* _WORK TO COMPLETE_
Search the records for "JSON" and copy each line that holds it.

[Start AVAILABLE DATA]

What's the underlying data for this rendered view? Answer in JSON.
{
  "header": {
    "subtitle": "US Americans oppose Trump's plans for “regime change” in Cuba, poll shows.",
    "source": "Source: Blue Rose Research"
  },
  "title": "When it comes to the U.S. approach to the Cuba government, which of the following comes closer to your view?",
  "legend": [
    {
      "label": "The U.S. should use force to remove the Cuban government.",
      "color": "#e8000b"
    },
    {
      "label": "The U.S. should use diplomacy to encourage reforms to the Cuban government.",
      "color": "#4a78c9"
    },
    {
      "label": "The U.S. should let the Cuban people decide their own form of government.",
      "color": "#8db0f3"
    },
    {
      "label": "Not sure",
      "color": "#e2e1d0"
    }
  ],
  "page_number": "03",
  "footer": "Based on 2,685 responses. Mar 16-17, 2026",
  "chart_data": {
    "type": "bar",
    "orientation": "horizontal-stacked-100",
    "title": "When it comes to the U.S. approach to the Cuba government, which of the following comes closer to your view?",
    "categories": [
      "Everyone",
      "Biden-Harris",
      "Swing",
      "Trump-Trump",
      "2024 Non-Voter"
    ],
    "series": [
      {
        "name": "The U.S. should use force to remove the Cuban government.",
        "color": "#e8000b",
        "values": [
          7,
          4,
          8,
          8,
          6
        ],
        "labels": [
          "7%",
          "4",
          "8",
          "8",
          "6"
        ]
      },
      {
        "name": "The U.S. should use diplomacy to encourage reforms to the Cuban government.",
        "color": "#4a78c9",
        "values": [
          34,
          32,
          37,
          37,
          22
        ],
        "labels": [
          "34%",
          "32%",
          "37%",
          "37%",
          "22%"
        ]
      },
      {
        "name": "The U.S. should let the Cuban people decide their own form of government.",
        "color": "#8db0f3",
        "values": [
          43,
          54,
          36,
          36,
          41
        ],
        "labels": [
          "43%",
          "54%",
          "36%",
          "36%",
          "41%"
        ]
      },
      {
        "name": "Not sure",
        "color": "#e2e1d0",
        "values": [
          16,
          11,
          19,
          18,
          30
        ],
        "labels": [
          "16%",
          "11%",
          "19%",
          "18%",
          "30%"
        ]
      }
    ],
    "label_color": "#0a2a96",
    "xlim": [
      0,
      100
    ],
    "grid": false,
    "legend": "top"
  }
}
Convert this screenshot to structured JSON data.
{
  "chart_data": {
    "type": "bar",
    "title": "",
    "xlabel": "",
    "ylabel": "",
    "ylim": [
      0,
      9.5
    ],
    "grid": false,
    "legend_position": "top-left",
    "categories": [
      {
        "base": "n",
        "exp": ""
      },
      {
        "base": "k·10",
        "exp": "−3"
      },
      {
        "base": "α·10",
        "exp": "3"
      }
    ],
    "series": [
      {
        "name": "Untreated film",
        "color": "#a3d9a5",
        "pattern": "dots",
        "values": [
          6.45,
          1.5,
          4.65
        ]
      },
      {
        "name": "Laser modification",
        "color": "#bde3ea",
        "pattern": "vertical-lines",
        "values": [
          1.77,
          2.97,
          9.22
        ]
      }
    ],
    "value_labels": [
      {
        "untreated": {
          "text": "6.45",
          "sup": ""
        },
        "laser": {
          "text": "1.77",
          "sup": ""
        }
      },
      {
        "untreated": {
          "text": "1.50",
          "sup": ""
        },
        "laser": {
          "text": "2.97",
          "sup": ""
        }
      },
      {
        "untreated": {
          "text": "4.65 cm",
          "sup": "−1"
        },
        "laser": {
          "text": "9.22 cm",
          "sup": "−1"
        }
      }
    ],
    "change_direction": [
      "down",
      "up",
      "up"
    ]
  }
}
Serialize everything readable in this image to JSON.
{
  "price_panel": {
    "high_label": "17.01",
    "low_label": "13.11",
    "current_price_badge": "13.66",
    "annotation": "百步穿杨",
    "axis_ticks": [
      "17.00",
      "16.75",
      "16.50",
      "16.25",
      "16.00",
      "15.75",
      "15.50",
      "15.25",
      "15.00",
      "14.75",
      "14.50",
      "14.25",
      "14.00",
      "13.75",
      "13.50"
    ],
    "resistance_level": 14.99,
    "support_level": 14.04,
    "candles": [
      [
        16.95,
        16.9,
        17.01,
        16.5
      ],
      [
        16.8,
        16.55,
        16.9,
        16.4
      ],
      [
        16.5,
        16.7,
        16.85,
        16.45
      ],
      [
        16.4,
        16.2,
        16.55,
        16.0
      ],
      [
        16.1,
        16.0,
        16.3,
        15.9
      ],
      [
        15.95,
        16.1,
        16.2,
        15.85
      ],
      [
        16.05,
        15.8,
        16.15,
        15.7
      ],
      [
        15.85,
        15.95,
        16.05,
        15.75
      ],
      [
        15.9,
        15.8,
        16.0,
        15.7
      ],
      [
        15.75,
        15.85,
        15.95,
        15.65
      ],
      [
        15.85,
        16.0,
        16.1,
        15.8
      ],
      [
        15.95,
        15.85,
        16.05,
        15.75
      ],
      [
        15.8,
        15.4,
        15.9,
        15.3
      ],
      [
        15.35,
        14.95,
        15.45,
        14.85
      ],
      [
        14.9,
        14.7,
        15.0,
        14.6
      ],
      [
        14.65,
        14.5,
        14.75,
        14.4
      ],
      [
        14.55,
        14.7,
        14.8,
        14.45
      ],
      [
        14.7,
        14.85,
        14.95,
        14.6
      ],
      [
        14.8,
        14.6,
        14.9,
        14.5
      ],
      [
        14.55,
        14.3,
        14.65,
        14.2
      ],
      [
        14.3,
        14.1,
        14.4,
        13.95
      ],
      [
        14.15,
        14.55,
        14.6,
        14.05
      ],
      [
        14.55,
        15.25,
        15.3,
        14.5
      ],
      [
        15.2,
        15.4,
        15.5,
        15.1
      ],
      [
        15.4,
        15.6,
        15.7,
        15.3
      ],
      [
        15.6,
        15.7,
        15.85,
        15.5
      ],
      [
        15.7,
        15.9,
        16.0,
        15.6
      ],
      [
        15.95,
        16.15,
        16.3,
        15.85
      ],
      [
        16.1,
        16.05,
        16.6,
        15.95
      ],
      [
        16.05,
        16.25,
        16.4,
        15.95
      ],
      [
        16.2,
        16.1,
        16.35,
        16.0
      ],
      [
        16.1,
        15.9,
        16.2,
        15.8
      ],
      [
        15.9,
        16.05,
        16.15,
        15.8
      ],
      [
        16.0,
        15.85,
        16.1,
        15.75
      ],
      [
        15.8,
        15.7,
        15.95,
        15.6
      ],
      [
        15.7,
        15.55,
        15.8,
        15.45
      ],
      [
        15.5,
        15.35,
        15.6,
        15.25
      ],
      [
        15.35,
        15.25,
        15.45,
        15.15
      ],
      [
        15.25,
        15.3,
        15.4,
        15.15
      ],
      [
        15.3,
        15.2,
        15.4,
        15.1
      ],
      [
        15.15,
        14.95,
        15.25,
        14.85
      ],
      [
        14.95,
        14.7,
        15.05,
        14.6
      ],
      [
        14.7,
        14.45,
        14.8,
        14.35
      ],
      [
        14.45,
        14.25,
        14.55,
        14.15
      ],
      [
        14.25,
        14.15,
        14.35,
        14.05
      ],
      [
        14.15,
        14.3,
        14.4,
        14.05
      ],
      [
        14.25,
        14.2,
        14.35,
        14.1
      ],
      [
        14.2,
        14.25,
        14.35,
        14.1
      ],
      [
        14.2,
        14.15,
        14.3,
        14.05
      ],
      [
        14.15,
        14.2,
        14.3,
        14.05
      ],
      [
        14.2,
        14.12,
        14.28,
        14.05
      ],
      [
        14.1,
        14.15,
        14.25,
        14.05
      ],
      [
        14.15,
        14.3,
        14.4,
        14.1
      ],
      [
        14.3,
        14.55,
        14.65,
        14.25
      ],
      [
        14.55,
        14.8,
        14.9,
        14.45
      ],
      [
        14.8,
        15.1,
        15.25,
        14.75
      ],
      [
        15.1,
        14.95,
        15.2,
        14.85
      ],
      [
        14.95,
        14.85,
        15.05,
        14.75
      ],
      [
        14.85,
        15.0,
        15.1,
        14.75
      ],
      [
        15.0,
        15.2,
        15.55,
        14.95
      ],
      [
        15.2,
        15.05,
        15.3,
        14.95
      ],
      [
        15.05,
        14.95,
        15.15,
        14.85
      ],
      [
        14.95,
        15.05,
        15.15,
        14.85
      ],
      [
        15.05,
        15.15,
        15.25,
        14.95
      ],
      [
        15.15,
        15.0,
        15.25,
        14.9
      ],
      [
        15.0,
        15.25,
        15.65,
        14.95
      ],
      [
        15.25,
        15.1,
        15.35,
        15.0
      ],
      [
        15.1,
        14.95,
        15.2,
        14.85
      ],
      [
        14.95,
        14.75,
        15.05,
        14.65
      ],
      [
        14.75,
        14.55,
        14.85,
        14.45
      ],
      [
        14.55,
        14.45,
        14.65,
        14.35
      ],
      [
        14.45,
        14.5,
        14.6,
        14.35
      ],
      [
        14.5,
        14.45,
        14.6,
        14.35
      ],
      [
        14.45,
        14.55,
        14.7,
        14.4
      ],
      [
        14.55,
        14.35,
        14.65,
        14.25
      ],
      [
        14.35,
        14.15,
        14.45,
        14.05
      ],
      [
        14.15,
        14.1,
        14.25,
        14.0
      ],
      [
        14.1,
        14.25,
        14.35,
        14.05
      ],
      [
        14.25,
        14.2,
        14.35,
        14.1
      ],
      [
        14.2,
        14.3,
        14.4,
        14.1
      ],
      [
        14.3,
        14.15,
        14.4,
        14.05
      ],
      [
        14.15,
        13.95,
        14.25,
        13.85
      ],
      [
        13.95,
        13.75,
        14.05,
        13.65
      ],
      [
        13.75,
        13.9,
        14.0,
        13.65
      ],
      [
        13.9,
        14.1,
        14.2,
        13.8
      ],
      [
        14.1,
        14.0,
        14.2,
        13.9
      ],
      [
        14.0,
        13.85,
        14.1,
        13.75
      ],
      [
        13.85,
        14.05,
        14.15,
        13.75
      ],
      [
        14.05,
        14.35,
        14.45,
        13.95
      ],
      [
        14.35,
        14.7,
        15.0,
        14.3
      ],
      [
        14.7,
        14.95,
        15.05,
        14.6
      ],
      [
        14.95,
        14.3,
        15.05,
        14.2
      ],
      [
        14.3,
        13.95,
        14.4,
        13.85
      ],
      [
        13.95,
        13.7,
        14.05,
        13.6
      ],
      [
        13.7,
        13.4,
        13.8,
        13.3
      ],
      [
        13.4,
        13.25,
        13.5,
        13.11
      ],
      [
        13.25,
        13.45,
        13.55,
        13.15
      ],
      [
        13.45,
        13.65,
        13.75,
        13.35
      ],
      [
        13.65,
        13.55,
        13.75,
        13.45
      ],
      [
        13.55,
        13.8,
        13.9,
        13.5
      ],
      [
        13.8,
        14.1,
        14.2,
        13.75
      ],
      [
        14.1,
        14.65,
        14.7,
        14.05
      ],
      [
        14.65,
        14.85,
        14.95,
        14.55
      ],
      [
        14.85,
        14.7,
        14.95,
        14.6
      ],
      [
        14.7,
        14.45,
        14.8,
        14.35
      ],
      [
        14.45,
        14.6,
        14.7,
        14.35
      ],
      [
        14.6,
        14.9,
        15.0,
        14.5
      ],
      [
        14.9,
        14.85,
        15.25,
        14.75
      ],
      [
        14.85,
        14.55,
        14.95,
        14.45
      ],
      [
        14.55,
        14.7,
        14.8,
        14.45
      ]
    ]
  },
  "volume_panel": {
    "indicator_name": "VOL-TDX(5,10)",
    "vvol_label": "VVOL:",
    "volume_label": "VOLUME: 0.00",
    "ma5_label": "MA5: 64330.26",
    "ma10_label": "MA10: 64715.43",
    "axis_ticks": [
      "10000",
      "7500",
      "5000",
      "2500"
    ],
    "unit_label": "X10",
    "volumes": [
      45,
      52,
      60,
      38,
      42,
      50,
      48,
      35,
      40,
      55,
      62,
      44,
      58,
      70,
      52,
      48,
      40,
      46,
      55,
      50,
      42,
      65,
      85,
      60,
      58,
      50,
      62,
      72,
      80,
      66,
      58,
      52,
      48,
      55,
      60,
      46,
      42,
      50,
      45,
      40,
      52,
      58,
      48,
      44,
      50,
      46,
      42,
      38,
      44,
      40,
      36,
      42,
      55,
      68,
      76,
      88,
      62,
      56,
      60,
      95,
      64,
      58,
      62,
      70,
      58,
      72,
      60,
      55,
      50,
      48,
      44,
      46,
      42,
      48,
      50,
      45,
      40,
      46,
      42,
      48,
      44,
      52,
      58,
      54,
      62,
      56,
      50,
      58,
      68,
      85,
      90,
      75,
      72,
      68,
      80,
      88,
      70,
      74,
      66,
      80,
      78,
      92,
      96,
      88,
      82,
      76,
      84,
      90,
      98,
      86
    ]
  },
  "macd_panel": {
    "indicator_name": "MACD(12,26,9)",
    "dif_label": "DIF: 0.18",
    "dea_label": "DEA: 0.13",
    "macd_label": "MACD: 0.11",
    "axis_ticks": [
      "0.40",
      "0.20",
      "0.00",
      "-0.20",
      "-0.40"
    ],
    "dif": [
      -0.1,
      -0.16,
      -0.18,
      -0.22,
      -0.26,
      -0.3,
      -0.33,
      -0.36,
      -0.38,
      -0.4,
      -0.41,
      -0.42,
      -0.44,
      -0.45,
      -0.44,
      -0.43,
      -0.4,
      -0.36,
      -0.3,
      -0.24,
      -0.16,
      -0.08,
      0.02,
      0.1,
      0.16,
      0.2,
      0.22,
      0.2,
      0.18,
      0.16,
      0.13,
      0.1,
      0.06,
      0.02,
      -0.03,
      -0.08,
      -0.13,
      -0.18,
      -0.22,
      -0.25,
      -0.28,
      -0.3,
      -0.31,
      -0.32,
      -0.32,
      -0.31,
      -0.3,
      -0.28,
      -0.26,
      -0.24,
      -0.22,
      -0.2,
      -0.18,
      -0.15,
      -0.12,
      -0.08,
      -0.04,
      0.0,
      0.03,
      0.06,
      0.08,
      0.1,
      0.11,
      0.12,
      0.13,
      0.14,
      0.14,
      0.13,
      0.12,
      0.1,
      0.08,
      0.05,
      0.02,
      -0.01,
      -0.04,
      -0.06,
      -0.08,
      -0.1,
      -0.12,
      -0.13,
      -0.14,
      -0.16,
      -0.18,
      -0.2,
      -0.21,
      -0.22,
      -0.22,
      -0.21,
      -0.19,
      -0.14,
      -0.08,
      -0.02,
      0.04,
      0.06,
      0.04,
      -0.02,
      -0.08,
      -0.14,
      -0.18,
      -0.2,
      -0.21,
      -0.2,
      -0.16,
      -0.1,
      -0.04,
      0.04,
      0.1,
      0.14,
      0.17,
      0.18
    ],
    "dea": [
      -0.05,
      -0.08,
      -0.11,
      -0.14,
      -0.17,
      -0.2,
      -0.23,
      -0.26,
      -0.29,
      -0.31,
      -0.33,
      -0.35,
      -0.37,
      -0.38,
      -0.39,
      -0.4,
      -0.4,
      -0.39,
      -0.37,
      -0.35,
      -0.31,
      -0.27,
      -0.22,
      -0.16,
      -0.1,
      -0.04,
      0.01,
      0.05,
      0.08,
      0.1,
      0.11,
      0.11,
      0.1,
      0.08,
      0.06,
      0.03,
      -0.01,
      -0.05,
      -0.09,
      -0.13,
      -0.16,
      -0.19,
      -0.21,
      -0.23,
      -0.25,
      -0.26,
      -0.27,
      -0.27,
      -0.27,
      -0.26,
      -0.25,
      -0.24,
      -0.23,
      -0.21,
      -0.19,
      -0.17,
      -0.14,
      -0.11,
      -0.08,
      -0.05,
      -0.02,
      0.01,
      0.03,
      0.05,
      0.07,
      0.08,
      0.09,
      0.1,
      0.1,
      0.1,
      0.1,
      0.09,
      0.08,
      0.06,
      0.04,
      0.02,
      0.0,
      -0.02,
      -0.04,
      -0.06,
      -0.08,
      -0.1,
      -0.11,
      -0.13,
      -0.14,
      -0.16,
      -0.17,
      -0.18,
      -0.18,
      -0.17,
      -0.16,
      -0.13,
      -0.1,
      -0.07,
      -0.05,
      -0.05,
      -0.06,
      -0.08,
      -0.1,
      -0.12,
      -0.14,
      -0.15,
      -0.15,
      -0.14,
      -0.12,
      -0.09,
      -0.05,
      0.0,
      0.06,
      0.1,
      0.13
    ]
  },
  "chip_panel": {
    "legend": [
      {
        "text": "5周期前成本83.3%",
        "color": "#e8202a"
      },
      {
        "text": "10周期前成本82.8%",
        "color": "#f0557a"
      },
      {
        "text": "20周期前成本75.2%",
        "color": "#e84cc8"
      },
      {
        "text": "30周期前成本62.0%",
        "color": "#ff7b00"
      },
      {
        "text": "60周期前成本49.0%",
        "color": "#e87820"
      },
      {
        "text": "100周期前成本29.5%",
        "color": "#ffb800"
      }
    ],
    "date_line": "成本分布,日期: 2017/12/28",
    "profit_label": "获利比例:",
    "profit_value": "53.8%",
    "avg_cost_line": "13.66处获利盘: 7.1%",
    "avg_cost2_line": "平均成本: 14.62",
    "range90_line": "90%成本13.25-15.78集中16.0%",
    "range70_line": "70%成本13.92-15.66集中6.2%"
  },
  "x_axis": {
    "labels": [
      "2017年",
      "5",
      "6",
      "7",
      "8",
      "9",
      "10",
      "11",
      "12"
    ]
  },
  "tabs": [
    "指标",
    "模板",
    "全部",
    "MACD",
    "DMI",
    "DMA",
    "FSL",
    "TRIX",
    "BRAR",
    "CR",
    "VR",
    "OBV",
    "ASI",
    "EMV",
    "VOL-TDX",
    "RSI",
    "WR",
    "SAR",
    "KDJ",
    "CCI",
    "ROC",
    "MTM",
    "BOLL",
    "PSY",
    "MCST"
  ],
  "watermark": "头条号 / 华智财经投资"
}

[End AVAILABLE DATA]

* _RESULT OF THIS EXERCISE_
What's the underlying data for this rendered view? Answer in JSON.
Convert this screenshot to structured JSON data.
Serialize everything readable in this image to JSON.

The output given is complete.